TASK DIRECTIONS =>
Look for "network" in the listing below. Gather each line that contains it.

..........

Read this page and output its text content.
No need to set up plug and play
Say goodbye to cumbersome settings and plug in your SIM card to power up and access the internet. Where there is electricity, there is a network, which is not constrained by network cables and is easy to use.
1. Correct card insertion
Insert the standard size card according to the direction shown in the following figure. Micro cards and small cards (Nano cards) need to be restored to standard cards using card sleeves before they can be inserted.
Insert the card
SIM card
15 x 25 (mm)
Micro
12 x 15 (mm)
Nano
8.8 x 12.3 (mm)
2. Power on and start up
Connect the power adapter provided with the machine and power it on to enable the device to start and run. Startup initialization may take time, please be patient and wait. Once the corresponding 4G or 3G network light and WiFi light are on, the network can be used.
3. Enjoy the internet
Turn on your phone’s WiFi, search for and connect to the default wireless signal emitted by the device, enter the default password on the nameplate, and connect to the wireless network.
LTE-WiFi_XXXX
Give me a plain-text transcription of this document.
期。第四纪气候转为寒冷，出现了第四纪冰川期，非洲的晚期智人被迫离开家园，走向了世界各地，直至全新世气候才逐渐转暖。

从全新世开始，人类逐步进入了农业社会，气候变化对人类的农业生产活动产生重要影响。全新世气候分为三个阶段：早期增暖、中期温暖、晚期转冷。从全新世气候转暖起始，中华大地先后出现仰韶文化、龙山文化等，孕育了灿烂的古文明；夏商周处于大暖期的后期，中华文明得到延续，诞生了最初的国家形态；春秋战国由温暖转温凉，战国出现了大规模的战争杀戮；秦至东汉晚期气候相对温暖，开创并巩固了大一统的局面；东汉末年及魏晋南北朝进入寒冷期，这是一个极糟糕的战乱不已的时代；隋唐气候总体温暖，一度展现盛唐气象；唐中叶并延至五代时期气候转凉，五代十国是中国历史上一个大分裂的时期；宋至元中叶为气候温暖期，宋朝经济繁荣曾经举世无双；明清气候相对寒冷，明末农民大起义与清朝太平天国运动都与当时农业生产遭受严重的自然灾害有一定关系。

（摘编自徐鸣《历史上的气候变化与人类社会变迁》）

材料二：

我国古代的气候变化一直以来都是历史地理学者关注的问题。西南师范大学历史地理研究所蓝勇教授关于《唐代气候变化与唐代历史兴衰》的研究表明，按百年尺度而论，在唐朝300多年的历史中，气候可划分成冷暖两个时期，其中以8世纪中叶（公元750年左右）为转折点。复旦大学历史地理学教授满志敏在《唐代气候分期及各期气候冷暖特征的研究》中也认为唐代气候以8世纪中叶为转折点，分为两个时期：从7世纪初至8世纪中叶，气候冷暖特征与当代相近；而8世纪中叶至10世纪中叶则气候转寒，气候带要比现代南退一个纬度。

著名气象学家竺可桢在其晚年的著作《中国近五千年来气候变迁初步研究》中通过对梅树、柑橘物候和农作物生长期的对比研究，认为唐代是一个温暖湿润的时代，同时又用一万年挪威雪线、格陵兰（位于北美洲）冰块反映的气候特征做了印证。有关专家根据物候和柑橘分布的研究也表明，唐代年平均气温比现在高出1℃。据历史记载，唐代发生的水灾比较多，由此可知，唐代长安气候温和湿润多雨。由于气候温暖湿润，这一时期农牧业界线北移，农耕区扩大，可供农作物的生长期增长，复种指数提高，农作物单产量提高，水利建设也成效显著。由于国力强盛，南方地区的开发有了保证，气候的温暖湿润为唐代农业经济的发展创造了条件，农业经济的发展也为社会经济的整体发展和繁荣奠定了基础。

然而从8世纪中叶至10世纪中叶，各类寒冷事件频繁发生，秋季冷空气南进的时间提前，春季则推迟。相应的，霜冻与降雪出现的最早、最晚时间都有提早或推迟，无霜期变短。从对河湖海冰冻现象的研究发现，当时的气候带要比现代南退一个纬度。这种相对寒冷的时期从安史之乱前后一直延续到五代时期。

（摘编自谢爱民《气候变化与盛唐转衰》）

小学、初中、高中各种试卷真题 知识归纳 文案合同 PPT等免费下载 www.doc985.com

..........

TASK RESPONSE =>
Say goodbye to cumbersome settings and plug in your SIM card to power up and access the internet. Where there is electricity, there is a network, which is not constrained by network cables and is easy to use.
Connect the power adapter provided with the machine and power it on to enable the device to start and run. Startup initialization may take time, please be patient and wait. Once the corresponding 4G or 3G network light and WiFi light are on, the network can be used.
Turn on your phone’s WiFi, search for and connect to the default wireless signal emitted by the device, enter the default password on the nameplate, and connect to the wireless network.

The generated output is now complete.